### Exercise aim:
Gather, from the listing beneath this task, every line holding the string "بينهما".

____ Entries shown

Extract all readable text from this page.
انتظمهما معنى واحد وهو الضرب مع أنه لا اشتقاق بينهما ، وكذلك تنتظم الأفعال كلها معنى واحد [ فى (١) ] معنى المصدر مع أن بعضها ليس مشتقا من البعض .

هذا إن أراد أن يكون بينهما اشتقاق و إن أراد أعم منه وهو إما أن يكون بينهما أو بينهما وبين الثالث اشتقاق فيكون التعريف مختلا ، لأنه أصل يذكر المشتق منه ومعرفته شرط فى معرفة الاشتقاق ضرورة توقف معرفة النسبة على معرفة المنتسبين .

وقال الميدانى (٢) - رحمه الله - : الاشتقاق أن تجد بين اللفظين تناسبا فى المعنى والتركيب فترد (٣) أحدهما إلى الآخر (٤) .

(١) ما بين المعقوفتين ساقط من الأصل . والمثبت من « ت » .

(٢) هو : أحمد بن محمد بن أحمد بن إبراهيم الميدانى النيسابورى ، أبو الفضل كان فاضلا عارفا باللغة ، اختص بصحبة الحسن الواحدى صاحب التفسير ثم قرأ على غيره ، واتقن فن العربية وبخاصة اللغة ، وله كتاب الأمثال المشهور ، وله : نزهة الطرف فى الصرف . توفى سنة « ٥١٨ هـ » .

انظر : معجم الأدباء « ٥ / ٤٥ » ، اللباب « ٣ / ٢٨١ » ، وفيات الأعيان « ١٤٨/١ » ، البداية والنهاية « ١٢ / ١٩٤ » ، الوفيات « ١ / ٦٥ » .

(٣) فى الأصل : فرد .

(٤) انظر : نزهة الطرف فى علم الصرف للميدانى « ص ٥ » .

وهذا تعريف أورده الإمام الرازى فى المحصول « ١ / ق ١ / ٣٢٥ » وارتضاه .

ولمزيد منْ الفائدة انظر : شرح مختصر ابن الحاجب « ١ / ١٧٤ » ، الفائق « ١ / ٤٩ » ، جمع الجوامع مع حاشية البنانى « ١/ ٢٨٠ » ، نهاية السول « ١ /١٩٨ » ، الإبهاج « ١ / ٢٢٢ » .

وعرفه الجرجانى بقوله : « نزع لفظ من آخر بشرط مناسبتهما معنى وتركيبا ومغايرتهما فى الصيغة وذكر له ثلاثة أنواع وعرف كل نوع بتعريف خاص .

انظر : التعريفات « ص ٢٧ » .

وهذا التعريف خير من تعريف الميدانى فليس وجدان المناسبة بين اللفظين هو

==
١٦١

________

### Exercise result:
انتظمهما معنى واحد وهو الضرب مع أنه لا اشتقاق بينهما ، وكذلك تنتظم الأفعال كلها معنى واحد [ فى (١) ] معنى المصدر مع أن بعضها ليس مشتقا من البعض .
هذا إن أراد أن يكون بينهما اشتقاق و إن أراد أعم منه وهو إما أن يكون بينهما أو بينهما وبين الثالث اشتقاق فيكون التعريف مختلا ، لأنه أصل يذكر المشتق منه ومعرفته شرط فى معرفة الاشتقاق ضرورة توقف معرفة النسبة على معرفة المنتسبين .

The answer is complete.